** WHAT IS REQUIRED **
Omit the pictures and extract only the lines from the line containing "Convert this screenshot" to the end of the material, each exactly as written.

— BEGIN DATA EXTRACT —

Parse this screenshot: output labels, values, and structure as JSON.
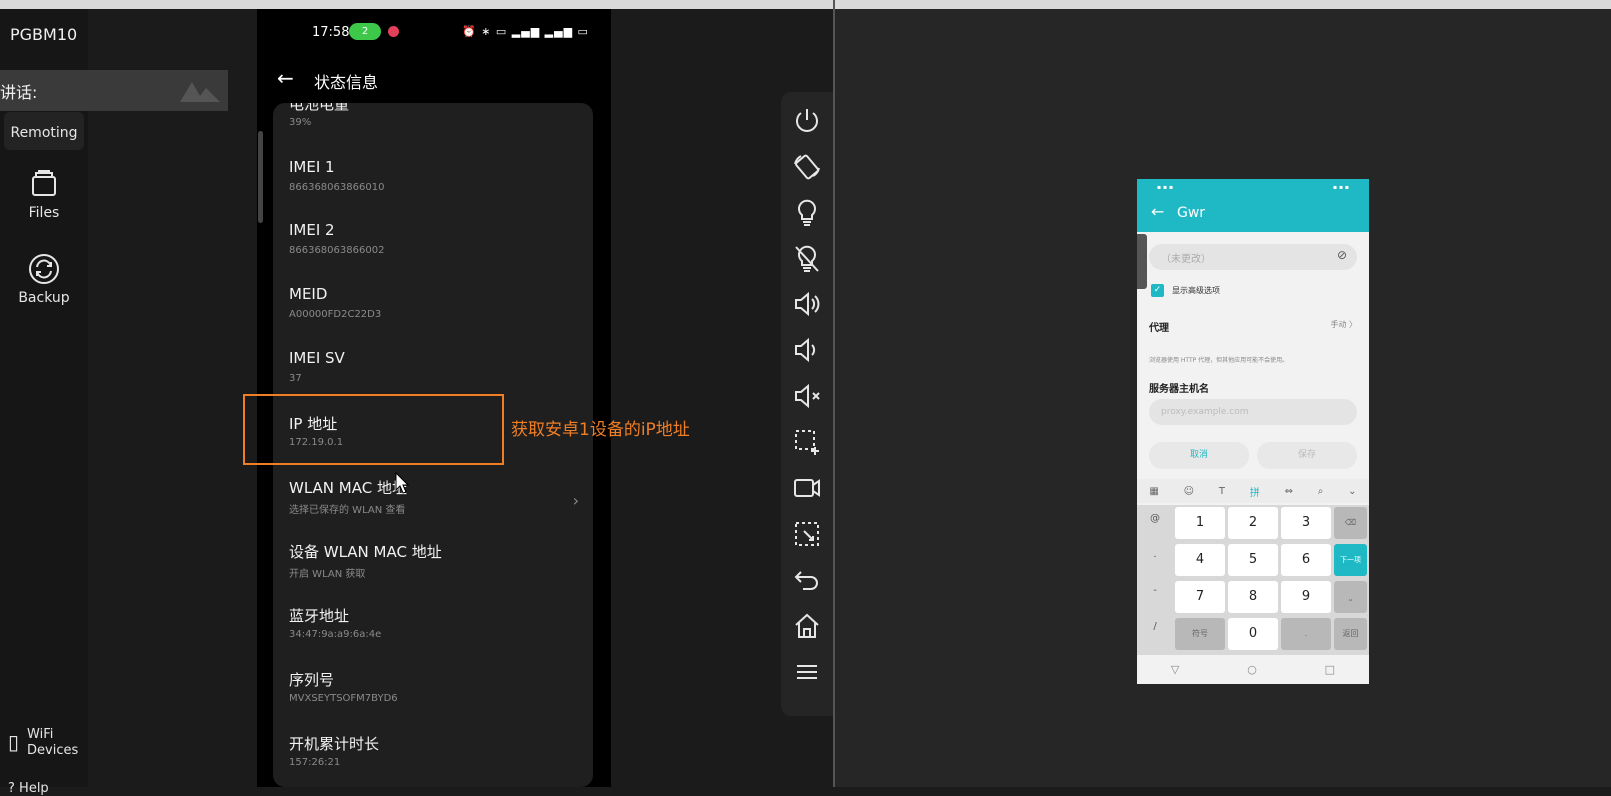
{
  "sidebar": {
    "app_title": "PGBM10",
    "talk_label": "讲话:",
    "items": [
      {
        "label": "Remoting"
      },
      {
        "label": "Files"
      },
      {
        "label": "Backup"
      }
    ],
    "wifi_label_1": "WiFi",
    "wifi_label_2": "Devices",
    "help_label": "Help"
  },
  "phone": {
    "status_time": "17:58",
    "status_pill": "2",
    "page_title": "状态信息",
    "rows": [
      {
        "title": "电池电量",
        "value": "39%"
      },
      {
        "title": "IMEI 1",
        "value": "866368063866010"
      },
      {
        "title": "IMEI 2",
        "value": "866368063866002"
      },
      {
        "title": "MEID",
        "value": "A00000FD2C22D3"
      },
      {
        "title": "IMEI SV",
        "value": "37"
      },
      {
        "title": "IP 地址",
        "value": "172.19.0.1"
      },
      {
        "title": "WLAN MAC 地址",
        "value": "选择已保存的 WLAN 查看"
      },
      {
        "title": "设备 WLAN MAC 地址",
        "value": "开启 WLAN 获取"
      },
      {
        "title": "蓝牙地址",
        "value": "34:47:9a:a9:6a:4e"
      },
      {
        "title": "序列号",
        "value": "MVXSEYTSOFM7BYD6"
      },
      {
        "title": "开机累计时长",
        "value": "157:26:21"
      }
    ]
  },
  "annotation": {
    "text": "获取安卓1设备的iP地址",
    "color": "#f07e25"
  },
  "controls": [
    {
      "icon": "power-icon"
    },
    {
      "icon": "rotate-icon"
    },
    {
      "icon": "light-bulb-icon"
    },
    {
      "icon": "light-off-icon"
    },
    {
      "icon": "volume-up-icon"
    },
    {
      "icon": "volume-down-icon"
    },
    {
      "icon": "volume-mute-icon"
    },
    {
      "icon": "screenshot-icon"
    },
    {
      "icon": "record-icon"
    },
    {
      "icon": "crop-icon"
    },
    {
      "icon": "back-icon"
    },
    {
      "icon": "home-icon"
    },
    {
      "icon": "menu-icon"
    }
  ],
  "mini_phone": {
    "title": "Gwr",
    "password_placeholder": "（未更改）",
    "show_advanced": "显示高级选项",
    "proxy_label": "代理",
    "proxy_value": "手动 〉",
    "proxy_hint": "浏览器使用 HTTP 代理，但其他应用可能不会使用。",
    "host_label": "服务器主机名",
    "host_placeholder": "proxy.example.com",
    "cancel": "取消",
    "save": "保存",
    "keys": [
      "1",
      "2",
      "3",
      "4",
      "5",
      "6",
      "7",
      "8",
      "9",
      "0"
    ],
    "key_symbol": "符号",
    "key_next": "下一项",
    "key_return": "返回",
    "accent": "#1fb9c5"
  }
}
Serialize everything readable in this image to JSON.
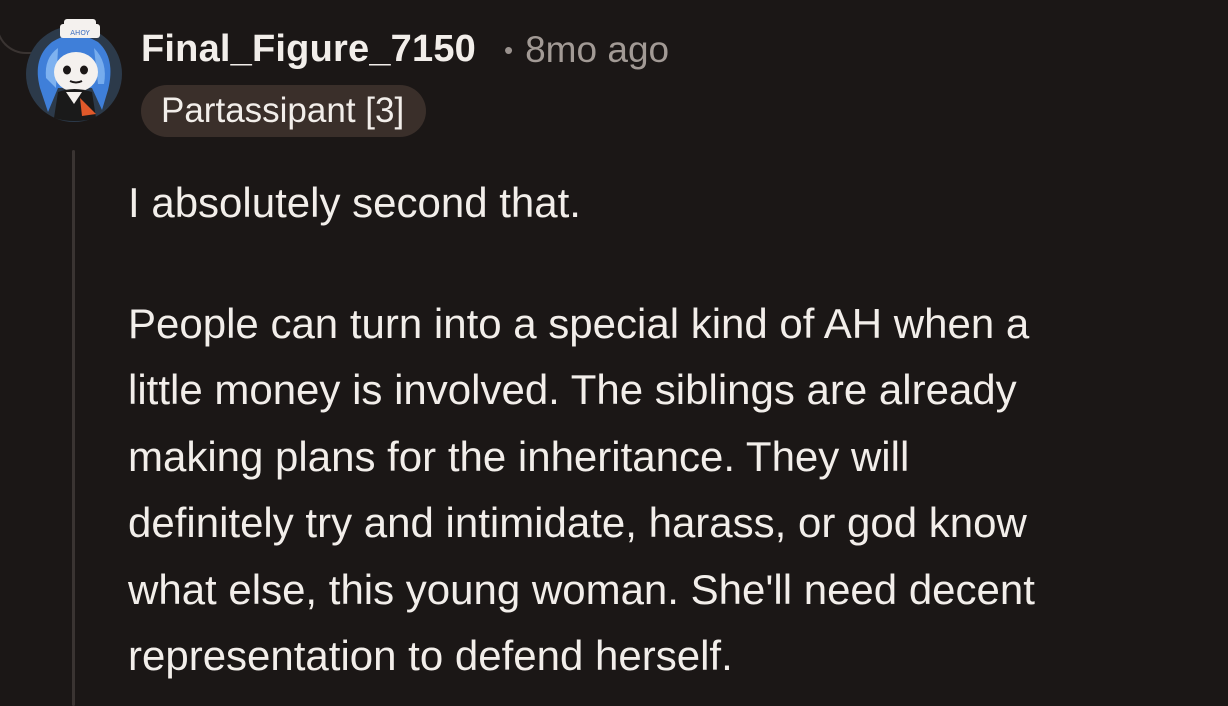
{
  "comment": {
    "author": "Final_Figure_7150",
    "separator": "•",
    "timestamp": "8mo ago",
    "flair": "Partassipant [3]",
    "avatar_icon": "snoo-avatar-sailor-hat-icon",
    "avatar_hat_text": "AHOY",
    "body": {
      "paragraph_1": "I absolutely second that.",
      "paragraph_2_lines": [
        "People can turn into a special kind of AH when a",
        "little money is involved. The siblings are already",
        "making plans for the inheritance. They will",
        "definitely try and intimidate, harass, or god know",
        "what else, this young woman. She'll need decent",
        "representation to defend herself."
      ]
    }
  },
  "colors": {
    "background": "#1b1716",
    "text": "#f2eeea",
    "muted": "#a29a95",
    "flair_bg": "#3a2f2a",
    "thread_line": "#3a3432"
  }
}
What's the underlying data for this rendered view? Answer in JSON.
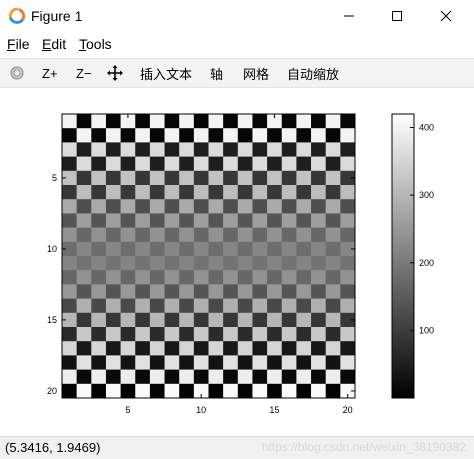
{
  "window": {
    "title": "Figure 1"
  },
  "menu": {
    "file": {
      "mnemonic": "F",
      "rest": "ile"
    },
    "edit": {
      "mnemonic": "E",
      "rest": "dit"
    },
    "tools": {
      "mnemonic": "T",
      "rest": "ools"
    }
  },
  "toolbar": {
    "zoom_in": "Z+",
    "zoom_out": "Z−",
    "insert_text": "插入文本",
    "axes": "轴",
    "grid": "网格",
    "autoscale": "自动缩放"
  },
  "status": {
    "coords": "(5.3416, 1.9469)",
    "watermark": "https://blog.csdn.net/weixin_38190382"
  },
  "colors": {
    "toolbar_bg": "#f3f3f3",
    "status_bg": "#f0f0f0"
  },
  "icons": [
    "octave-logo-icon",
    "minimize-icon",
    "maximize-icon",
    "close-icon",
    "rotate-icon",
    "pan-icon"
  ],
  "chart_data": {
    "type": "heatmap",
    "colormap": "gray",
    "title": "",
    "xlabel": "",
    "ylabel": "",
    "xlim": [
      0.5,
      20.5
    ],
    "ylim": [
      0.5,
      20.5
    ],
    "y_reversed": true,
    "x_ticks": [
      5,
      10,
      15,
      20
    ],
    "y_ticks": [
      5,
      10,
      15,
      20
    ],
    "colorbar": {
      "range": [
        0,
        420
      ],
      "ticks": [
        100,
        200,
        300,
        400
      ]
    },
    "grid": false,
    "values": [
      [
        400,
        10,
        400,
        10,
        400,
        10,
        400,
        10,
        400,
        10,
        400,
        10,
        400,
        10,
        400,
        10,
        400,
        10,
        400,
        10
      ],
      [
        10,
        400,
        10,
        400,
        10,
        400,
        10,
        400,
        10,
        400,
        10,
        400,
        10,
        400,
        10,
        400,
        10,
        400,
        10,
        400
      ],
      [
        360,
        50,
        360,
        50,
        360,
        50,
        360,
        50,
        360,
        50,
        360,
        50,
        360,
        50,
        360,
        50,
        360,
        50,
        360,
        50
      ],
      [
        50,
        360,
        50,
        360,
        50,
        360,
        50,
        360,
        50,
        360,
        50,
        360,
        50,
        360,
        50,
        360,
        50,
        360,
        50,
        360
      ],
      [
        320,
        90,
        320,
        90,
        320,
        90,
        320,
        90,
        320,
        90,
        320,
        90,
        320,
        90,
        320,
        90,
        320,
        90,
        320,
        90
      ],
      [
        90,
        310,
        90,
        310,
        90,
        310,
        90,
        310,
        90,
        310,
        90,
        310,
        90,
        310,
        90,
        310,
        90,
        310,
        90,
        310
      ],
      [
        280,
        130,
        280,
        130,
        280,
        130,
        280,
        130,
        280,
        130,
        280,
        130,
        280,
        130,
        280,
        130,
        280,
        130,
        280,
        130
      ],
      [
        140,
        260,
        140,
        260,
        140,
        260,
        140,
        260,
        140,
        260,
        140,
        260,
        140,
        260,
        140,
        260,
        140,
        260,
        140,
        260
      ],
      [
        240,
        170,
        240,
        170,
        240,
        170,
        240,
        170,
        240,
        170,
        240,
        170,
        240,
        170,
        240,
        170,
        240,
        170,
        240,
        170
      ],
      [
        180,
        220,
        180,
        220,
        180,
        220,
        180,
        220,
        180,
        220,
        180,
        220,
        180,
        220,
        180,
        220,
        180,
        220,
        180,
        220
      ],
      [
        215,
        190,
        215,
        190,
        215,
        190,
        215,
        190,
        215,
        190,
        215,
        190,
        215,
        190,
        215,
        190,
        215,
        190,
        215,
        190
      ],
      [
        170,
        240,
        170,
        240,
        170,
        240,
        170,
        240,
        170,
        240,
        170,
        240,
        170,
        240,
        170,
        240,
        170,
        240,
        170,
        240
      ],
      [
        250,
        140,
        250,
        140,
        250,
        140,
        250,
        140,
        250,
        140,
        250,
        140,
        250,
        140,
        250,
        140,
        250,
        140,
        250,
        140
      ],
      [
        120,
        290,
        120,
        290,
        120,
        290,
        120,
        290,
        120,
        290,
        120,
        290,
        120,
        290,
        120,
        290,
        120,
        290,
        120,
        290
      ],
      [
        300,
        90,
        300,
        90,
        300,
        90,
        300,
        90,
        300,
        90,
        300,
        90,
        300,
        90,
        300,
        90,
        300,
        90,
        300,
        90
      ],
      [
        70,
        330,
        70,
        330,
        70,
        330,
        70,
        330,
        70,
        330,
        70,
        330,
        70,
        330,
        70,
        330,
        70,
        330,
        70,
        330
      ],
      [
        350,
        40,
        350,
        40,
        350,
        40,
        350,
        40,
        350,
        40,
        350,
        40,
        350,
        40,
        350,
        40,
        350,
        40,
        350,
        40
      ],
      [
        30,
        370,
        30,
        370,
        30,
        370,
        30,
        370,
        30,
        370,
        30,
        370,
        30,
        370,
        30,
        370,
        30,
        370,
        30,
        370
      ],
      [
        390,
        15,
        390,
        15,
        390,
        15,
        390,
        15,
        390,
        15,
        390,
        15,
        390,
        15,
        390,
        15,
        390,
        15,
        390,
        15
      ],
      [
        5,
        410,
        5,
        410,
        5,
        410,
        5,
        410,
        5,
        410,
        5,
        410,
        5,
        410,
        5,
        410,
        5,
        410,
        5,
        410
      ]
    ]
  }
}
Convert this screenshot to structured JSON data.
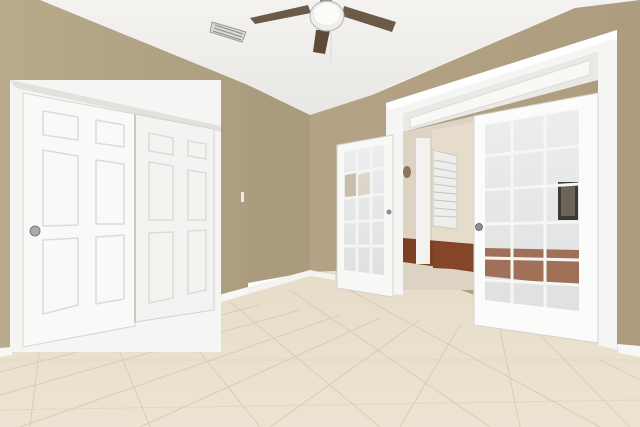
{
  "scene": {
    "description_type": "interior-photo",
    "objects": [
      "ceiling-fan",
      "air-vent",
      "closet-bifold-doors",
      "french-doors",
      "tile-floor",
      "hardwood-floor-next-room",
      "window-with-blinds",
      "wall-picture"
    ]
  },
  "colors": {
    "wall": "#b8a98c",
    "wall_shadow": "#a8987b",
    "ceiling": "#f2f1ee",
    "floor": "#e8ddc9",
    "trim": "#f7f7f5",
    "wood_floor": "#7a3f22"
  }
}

— END DATA EXTRACT —

** PROBLEM SOLUTION **
Convert this screenshot to structured JSON data.
{
  "scene": {
    "description_type": "interior-photo",
    "objects": [
      "ceiling-fan",
      "air-vent",
      "closet-bifold-doors",
      "french-doors",
      "tile-floor",
      "hardwood-floor-next-room",
      "window-with-blinds",
      "wall-picture"
    ]
  },
  "colors": {
    "wall": "#b8a98c",
    "wall_shadow": "#a8987b",
    "ceiling": "#f2f1ee",
    "floor": "#e8ddc9",
    "trim": "#f7f7f5",
    "wood_floor": "#7a3f22"
  }
}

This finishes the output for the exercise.